### Goal
Restate the data exactly as given and keep the pictures out.
======== Data provided ========
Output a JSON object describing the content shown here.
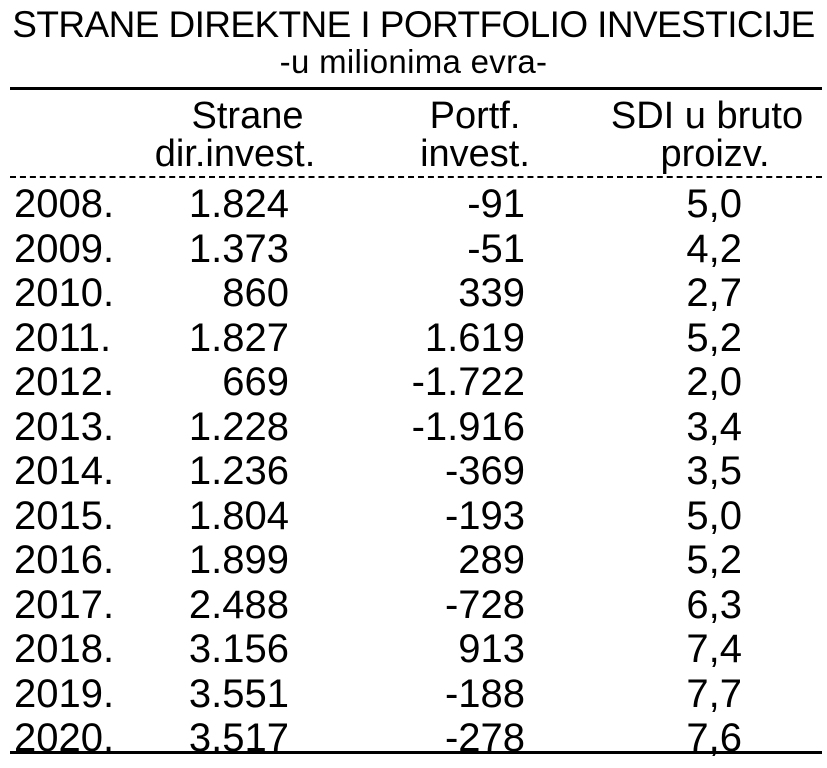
{
  "title": "STRANE DIREKTNE I PORTFOLIO INVESTICIJE",
  "subtitle": "-u milionima evra-",
  "headers": {
    "col1_line1": "Strane",
    "col1_line2": "dir.invest.",
    "col2_line1": "Portf.",
    "col2_line2": "invest.",
    "col3_line1": "SDI u bruto",
    "col3_line2": "proizv."
  },
  "rows": [
    {
      "year": "2008.",
      "sdi": "1.824",
      "portf": "-91",
      "pct": "5,0"
    },
    {
      "year": "2009.",
      "sdi": "1.373",
      "portf": "-51",
      "pct": "4,2"
    },
    {
      "year": "2010.",
      "sdi": "860",
      "portf": "339",
      "pct": "2,7"
    },
    {
      "year": "2011.",
      "sdi": "1.827",
      "portf": "1.619",
      "pct": "5,2"
    },
    {
      "year": "2012.",
      "sdi": "669",
      "portf": "-1.722",
      "pct": "2,0"
    },
    {
      "year": "2013.",
      "sdi": "1.228",
      "portf": "-1.916",
      "pct": "3,4"
    },
    {
      "year": "2014.",
      "sdi": "1.236",
      "portf": "-369",
      "pct": "3,5"
    },
    {
      "year": "2015.",
      "sdi": "1.804",
      "portf": "-193",
      "pct": "5,0"
    },
    {
      "year": "2016.",
      "sdi": "1.899",
      "portf": "289",
      "pct": "5,2"
    },
    {
      "year": "2017.",
      "sdi": "2.488",
      "portf": "-728",
      "pct": "6,3"
    },
    {
      "year": "2018.",
      "sdi": "3.156",
      "portf": "913",
      "pct": "7,4"
    },
    {
      "year": "2019.",
      "sdi": "3.551",
      "portf": "-188",
      "pct": "7,7"
    },
    {
      "year": "2020.",
      "sdi": "3.517",
      "portf": "-278",
      "pct": "7,6"
    }
  ]
}
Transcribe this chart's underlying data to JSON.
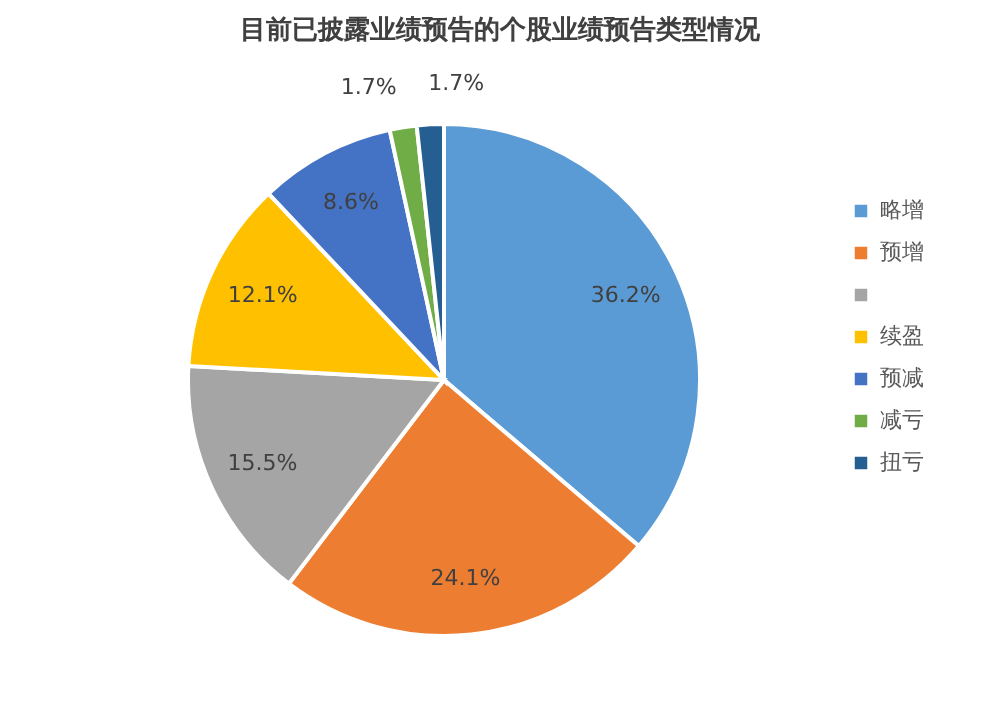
{
  "chart_data": {
    "type": "pie",
    "title": "目前已披露业绩预告的个股业绩预告类型情况",
    "categories": [
      "略增",
      "预增",
      null,
      "续盈",
      "预减",
      "减亏",
      "扭亏"
    ],
    "values": [
      36.2,
      24.1,
      15.5,
      12.1,
      8.6,
      1.7,
      1.7
    ],
    "colors": [
      "#5b9bd5",
      "#ed7d31",
      "#a5a5a5",
      "#ffc000",
      "#4472c4",
      "#70ad47",
      "#255e91"
    ],
    "value_labels": [
      "36.2%",
      "24.1%",
      "15.5%",
      "12.1%",
      "8.6%",
      "1.7%",
      "1.7%"
    ],
    "legend": "right"
  }
}
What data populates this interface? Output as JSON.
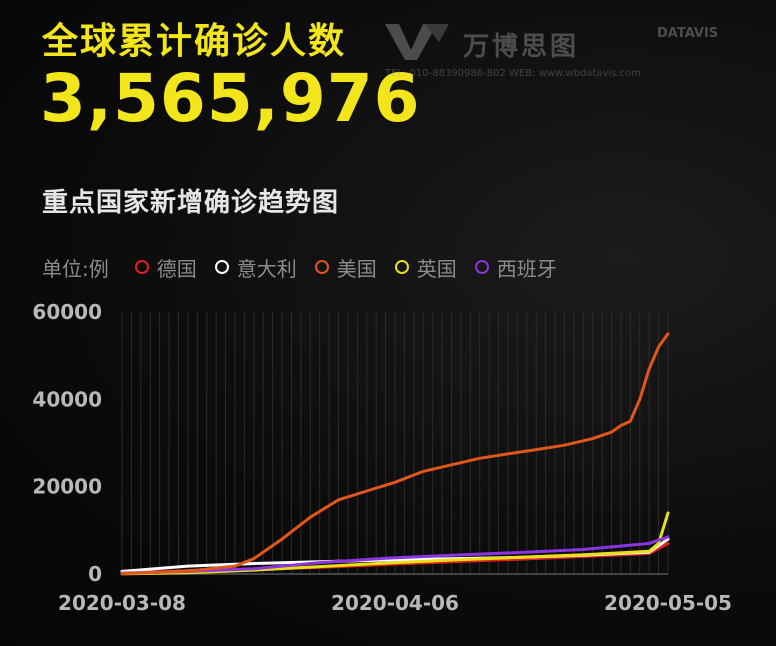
{
  "header": {
    "title": "全球累计确诊人数",
    "total": "3,565,976",
    "subtitle": "重点国家新增确诊趋势图"
  },
  "logo": {
    "name_cn": "万博思图",
    "name_en": "DATAVIS",
    "contact": "TEL: 010-88390986-802  WEB: www.wbdatavis.com"
  },
  "legend": {
    "unit_label": "单位:例"
  },
  "colors": {
    "accent": "#f2e51b",
    "germany": "#e02020",
    "italy": "#ffffff",
    "usa": "#e0561b",
    "uk": "#e8df18",
    "spain": "#8a35e0"
  },
  "chart_data": {
    "type": "line",
    "x_start": "2020-03-08",
    "x_end": "2020-05-05",
    "x_tick_labels": [
      "2020-03-08",
      "2020-04-06",
      "2020-05-05"
    ],
    "ylim": [
      0,
      60000
    ],
    "y_ticks": [
      0,
      20000,
      40000,
      60000
    ],
    "grid": true,
    "legend_position": "top-left",
    "series": [
      {
        "name": "德国",
        "color": "#e02020",
        "x": [
          "2020-03-08",
          "2020-03-15",
          "2020-03-22",
          "2020-03-29",
          "2020-04-05",
          "2020-04-12",
          "2020-04-19",
          "2020-04-26",
          "2020-05-03",
          "2020-05-05"
        ],
        "values": [
          300,
          700,
          1100,
          1500,
          2200,
          2800,
          3400,
          4000,
          4700,
          7000
        ]
      },
      {
        "name": "意大利",
        "color": "#ffffff",
        "x": [
          "2020-03-08",
          "2020-03-15",
          "2020-03-22",
          "2020-03-29",
          "2020-04-05",
          "2020-04-12",
          "2020-04-19",
          "2020-04-26",
          "2020-05-03",
          "2020-05-05"
        ],
        "values": [
          600,
          1800,
          2400,
          2800,
          3200,
          3500,
          3800,
          4300,
          5000,
          8000
        ]
      },
      {
        "name": "美国",
        "color": "#e0561b",
        "x": [
          "2020-03-08",
          "2020-03-12",
          "2020-03-16",
          "2020-03-20",
          "2020-03-22",
          "2020-03-25",
          "2020-03-28",
          "2020-03-31",
          "2020-04-03",
          "2020-04-06",
          "2020-04-09",
          "2020-04-12",
          "2020-04-15",
          "2020-04-18",
          "2020-04-21",
          "2020-04-24",
          "2020-04-27",
          "2020-04-29",
          "2020-04-30",
          "2020-05-01",
          "2020-05-02",
          "2020-05-03",
          "2020-05-04",
          "2020-05-05"
        ],
        "values": [
          100,
          400,
          900,
          1800,
          3500,
          8000,
          13000,
          17000,
          19000,
          21000,
          23500,
          25000,
          26500,
          27500,
          28500,
          29500,
          31000,
          32500,
          34000,
          35000,
          40000,
          47000,
          52000,
          55000
        ]
      },
      {
        "name": "英国",
        "color": "#e8df18",
        "x": [
          "2020-03-08",
          "2020-03-15",
          "2020-03-22",
          "2020-03-29",
          "2020-04-05",
          "2020-04-12",
          "2020-04-19",
          "2020-04-26",
          "2020-05-03",
          "2020-05-04",
          "2020-05-05"
        ],
        "values": [
          50,
          300,
          900,
          1700,
          2500,
          3200,
          3800,
          4400,
          5200,
          7000,
          14000
        ]
      },
      {
        "name": "西班牙",
        "color": "#8a35e0",
        "x": [
          "2020-03-08",
          "2020-03-15",
          "2020-03-22",
          "2020-03-29",
          "2020-04-05",
          "2020-04-12",
          "2020-04-19",
          "2020-04-26",
          "2020-05-03",
          "2020-05-05"
        ],
        "values": [
          200,
          600,
          1200,
          2600,
          3600,
          4300,
          4900,
          5600,
          7000,
          8500
        ]
      }
    ]
  }
}
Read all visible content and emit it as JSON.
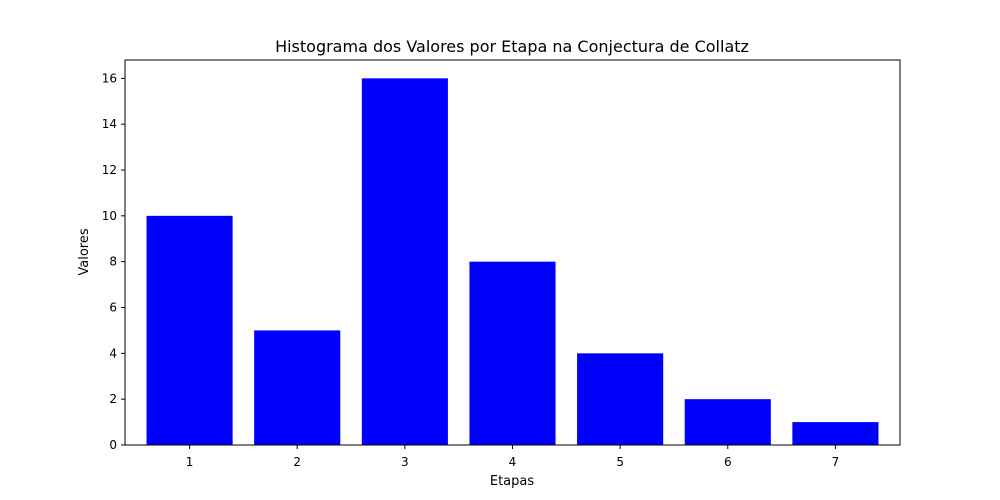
{
  "chart_data": {
    "type": "bar",
    "title": "Histograma dos Valores por Etapa na Conjectura de Collatz",
    "xlabel": "Etapas",
    "ylabel": "Valores",
    "categories": [
      "1",
      "2",
      "3",
      "4",
      "5",
      "6",
      "7"
    ],
    "values": [
      10,
      5,
      16,
      8,
      4,
      2,
      1
    ],
    "ylim": [
      0,
      16.8
    ],
    "yticks": [
      0,
      2,
      4,
      6,
      8,
      10,
      12,
      14,
      16
    ],
    "bar_color": "#0000ff",
    "grid": false,
    "legend": "none"
  }
}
========
### Expected answer
Output a JSON object describing the content shown here.
{
  "title": "STRANE DIREKTNE I PORTFOLIO INVESTICIJE",
  "subtitle": "-u milionima evra-",
  "headers": {
    "col1_line1": "Strane",
    "col1_line2": "dir.invest.",
    "col2_line1": "Portf.",
    "col2_line2": "invest.",
    "col3_line1": "SDI u bruto",
    "col3_line2": "proizv."
  },
  "rows": [
    {
      "year": "2008.",
      "sdi": "1.824",
      "portf": "-91",
      "pct": "5,0"
    },
    {
      "year": "2009.",
      "sdi": "1.373",
      "portf": "-51",
      "pct": "4,2"
    },
    {
      "year": "2010.",
      "sdi": "860",
      "portf": "339",
      "pct": "2,7"
    },
    {
      "year": "2011.",
      "sdi": "1.827",
      "portf": "1.619",
      "pct": "5,2"
    },
    {
      "year": "2012.",
      "sdi": "669",
      "portf": "-1.722",
      "pct": "2,0"
    },
    {
      "year": "2013.",
      "sdi": "1.228",
      "portf": "-1.916",
      "pct": "3,4"
    },
    {
      "year": "2014.",
      "sdi": "1.236",
      "portf": "-369",
      "pct": "3,5"
    },
    {
      "year": "2015.",
      "sdi": "1.804",
      "portf": "-193",
      "pct": "5,0"
    },
    {
      "year": "2016.",
      "sdi": "1.899",
      "portf": "289",
      "pct": "5,2"
    },
    {
      "year": "2017.",
      "sdi": "2.488",
      "portf": "-728",
      "pct": "6,3"
    },
    {
      "year": "2018.",
      "sdi": "3.156",
      "portf": "913",
      "pct": "7,4"
    },
    {
      "year": "2019.",
      "sdi": "3.551",
      "portf": "-188",
      "pct": "7,7"
    },
    {
      "year": "2020.",
      "sdi": "3.517",
      "portf": "-278",
      "pct": "7,6"
    }
  ]
}
Transcribe this chart's underlying data to JSON.
{
  "chart_data": {
    "type": "pie",
    "title": "目前已披露业绩预告的个股业绩预告类型情况",
    "categories": [
      "略增",
      "预增",
      null,
      "续盈",
      "预减",
      "减亏",
      "扭亏"
    ],
    "values": [
      36.2,
      24.1,
      15.5,
      12.1,
      8.6,
      1.7,
      1.7
    ],
    "colors": [
      "#5b9bd5",
      "#ed7d31",
      "#a5a5a5",
      "#ffc000",
      "#4472c4",
      "#70ad47",
      "#255e91"
    ],
    "value_labels": [
      "36.2%",
      "24.1%",
      "15.5%",
      "12.1%",
      "8.6%",
      "1.7%",
      "1.7%"
    ],
    "legend": "right"
  }
}
What data populates this interface? Output as JSON.
{
  "header": {
    "title": "全球累计确诊人数",
    "total": "3,565,976",
    "subtitle": "重点国家新增确诊趋势图"
  },
  "logo": {
    "name_cn": "万博思图",
    "name_en": "DATAVIS",
    "contact": "TEL: 010-88390986-802  WEB: www.wbdatavis.com"
  },
  "legend": {
    "unit_label": "单位:例"
  },
  "colors": {
    "accent": "#f2e51b",
    "germany": "#e02020",
    "italy": "#ffffff",
    "usa": "#e0561b",
    "uk": "#e8df18",
    "spain": "#8a35e0"
  },
  "chart_data": {
    "type": "line",
    "x_start": "2020-03-08",
    "x_end": "2020-05-05",
    "x_tick_labels": [
      "2020-03-08",
      "2020-04-06",
      "2020-05-05"
    ],
    "ylim": [
      0,
      60000
    ],
    "y_ticks": [
      0,
      20000,
      40000,
      60000
    ],
    "grid": true,
    "legend_position": "top-left",
    "series": [
      {
        "name": "德国",
        "color": "#e02020",
        "x": [
          "2020-03-08",
          "2020-03-15",
          "2020-03-22",
          "2020-03-29",
          "2020-04-05",
          "2020-04-12",
          "2020-04-19",
          "2020-04-26",
          "2020-05-03",
          "2020-05-05"
        ],
        "values": [
          300,
          700,
          1100,
          1500,
          2200,
          2800,
          3400,
          4000,
          4700,
          7000
        ]
      },
      {
        "name": "意大利",
        "color": "#ffffff",
        "x": [
          "2020-03-08",
          "2020-03-15",
          "2020-03-22",
          "2020-03-29",
          "2020-04-05",
          "2020-04-12",
          "2020-04-19",
          "2020-04-26",
          "2020-05-03",
          "2020-05-05"
        ],
        "values": [
          600,
          1800,
          2400,
          2800,
          3200,
          3500,
          3800,
          4300,
          5000,
          8000
        ]
      },
      {
        "name": "美国",
        "color": "#e0561b",
        "x": [
          "2020-03-08",
          "2020-03-12",
          "2020-03-16",
          "2020-03-20",
          "2020-03-22",
          "2020-03-25",
          "2020-03-28",
          "2020-03-31",
          "2020-04-03",
          "2020-04-06",
          "2020-04-09",
          "2020-04-12",
          "2020-04-15",
          "2020-04-18",
          "2020-04-21",
          "2020-04-24",
          "2020-04-27",
          "2020-04-29",
          "2020-04-30",
          "2020-05-01",
          "2020-05-02",
          "2020-05-03",
          "2020-05-04",
          "2020-05-05"
        ],
        "values": [
          100,
          400,
          900,
          1800,
          3500,
          8000,
          13000,
          17000,
          19000,
          21000,
          23500,
          25000,
          26500,
          27500,
          28500,
          29500,
          31000,
          32500,
          34000,
          35000,
          40000,
          47000,
          52000,
          55000
        ]
      },
      {
        "name": "英国",
        "color": "#e8df18",
        "x": [
          "2020-03-08",
          "2020-03-15",
          "2020-03-22",
          "2020-03-29",
          "2020-04-05",
          "2020-04-12",
          "2020-04-19",
          "2020-04-26",
          "2020-05-03",
          "2020-05-04",
          "2020-05-05"
        ],
        "values": [
          50,
          300,
          900,
          1700,
          2500,
          3200,
          3800,
          4400,
          5200,
          7000,
          14000
        ]
      },
      {
        "name": "西班牙",
        "color": "#8a35e0",
        "x": [
          "2020-03-08",
          "2020-03-15",
          "2020-03-22",
          "2020-03-29",
          "2020-04-05",
          "2020-04-12",
          "2020-04-19",
          "2020-04-26",
          "2020-05-03",
          "2020-05-05"
        ],
        "values": [
          200,
          600,
          1200,
          2600,
          3600,
          4300,
          4900,
          5600,
          7000,
          8500
        ]
      }
    ]
  }
}
Read all visible content and emit it as JSON.
{
  "chart_data": {
    "type": "bar",
    "title": "Histograma dos Valores por Etapa na Conjectura de Collatz",
    "xlabel": "Etapas",
    "ylabel": "Valores",
    "categories": [
      "1",
      "2",
      "3",
      "4",
      "5",
      "6",
      "7"
    ],
    "values": [
      10,
      5,
      16,
      8,
      4,
      2,
      1
    ],
    "ylim": [
      0,
      16.8
    ],
    "yticks": [
      0,
      2,
      4,
      6,
      8,
      10,
      12,
      14,
      16
    ],
    "bar_color": "#0000ff",
    "grid": false,
    "legend": "none"
  }
}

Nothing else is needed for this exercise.